--- INSTRUCTIONS FOR THE TASK ---
Find the lines that hold the word "семьях" and return them.

--- RECORDS TO PROCESS ---
* start *

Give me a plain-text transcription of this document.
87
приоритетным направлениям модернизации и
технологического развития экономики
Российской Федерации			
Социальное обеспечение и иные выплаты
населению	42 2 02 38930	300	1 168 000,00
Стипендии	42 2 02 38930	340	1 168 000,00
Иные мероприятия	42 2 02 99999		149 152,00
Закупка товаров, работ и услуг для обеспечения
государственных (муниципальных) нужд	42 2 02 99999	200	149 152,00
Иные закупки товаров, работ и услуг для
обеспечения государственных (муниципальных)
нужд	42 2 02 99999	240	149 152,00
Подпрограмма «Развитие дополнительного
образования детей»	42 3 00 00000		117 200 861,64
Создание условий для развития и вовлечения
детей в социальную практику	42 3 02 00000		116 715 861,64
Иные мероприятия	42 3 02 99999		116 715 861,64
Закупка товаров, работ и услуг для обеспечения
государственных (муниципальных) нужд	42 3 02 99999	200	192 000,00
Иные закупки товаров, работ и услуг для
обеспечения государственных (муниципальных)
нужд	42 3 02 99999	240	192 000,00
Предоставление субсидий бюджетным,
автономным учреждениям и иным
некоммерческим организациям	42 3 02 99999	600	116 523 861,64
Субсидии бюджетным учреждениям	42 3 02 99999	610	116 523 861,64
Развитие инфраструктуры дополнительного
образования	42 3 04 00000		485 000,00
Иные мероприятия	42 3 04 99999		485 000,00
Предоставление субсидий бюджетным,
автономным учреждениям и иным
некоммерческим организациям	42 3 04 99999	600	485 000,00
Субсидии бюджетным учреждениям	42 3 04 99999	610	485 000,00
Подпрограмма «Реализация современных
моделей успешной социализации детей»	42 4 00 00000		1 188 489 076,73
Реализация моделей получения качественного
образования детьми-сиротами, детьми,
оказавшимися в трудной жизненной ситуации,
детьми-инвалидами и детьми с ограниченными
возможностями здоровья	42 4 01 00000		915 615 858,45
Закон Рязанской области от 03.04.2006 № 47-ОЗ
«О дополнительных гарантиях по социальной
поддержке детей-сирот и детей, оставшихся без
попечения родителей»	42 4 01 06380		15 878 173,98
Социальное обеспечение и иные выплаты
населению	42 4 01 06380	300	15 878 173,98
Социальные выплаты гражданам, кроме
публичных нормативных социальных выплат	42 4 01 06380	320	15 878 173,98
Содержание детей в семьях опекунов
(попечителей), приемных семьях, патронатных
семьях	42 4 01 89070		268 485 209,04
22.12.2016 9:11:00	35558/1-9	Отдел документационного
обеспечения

* end *

--- RESPONSE TO THIS EXERCISE ---
Содержание детей в семьях опекунов
(попечителей), приемных семьях, патронатных
семьях	42 4 01 89070		268 485 209,04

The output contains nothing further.